Goal: Reproduce the following material exactly, including every line.

* Begin Data supplied *

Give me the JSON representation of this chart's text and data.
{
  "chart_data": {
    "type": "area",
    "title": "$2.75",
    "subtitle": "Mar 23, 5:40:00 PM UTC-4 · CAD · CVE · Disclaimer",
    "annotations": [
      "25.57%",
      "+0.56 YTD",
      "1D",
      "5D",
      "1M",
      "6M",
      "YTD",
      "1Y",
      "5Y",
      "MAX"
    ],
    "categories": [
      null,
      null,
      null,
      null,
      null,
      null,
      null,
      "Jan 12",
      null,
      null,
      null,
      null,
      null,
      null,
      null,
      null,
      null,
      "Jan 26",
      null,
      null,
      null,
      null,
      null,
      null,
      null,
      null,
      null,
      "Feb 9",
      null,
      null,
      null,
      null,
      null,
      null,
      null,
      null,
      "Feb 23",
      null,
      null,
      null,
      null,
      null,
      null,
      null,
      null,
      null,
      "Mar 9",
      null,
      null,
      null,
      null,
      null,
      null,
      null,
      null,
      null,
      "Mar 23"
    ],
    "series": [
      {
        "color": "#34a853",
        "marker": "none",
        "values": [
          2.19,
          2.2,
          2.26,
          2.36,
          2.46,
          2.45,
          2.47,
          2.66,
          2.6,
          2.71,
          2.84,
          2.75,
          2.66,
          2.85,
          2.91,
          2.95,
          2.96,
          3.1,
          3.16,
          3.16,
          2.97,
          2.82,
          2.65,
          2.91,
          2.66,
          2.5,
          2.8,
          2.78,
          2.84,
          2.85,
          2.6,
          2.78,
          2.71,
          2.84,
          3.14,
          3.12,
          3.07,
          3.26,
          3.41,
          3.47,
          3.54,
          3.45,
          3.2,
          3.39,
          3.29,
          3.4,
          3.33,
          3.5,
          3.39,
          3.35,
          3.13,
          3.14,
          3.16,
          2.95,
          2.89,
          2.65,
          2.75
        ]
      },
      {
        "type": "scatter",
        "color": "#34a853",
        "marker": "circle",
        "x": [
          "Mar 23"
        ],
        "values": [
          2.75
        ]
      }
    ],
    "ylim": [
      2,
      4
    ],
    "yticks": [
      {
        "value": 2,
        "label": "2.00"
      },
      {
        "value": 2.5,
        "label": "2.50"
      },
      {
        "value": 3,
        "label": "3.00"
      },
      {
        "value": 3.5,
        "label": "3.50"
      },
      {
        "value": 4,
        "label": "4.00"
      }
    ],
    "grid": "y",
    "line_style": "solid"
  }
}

* End Data supplied *

Complete output:
Give me the JSON representation of this chart's text and data.
{
  "chart_data": {
    "type": "area",
    "title": "$2.75",
    "subtitle": "Mar 23, 5:40:00 PM UTC-4 · CAD · CVE · Disclaimer",
    "annotations": [
      "25.57%",
      "+0.56 YTD",
      "1D",
      "5D",
      "1M",
      "6M",
      "YTD",
      "1Y",
      "5Y",
      "MAX"
    ],
    "categories": [
      null,
      null,
      null,
      null,
      null,
      null,
      null,
      "Jan 12",
      null,
      null,
      null,
      null,
      null,
      null,
      null,
      null,
      null,
      "Jan 26",
      null,
      null,
      null,
      null,
      null,
      null,
      null,
      null,
      null,
      "Feb 9",
      null,
      null,
      null,
      null,
      null,
      null,
      null,
      null,
      "Feb 23",
      null,
      null,
      null,
      null,
      null,
      null,
      null,
      null,
      null,
      "Mar 9",
      null,
      null,
      null,
      null,
      null,
      null,
      null,
      null,
      null,
      "Mar 23"
    ],
    "series": [
      {
        "color": "#34a853",
        "marker": "none",
        "values": [
          2.19,
          2.2,
          2.26,
          2.36,
          2.46,
          2.45,
          2.47,
          2.66,
          2.6,
          2.71,
          2.84,
          2.75,
          2.66,
          2.85,
          2.91,
          2.95,
          2.96,
          3.1,
          3.16,
          3.16,
          2.97,
          2.82,
          2.65,
          2.91,
          2.66,
          2.5,
          2.8,
          2.78,
          2.84,
          2.85,
          2.6,
          2.78,
          2.71,
          2.84,
          3.14,
          3.12,
          3.07,
          3.26,
          3.41,
          3.47,
          3.54,
          3.45,
          3.2,
          3.39,
          3.29,
          3.4,
          3.33,
          3.5,
          3.39,
          3.35,
          3.13,
          3.14,
          3.16,
          2.95,
          2.89,
          2.65,
          2.75
        ]
      },
      {
        "type": "scatter",
        "color": "#34a853",
        "marker": "circle",
        "x": [
          "Mar 23"
        ],
        "values": [
          2.75
        ]
      }
    ],
    "ylim": [
      2,
      4
    ],
    "yticks": [
      {
        "value": 2,
        "label": "2.00"
      },
      {
        "value": 2.5,
        "label": "2.50"
      },
      {
        "value": 3,
        "label": "3.00"
      },
      {
        "value": 3.5,
        "label": "3.50"
      },
      {
        "value": 4,
        "label": "4.00"
      }
    ],
    "grid": "y",
    "line_style": "solid"
  }
}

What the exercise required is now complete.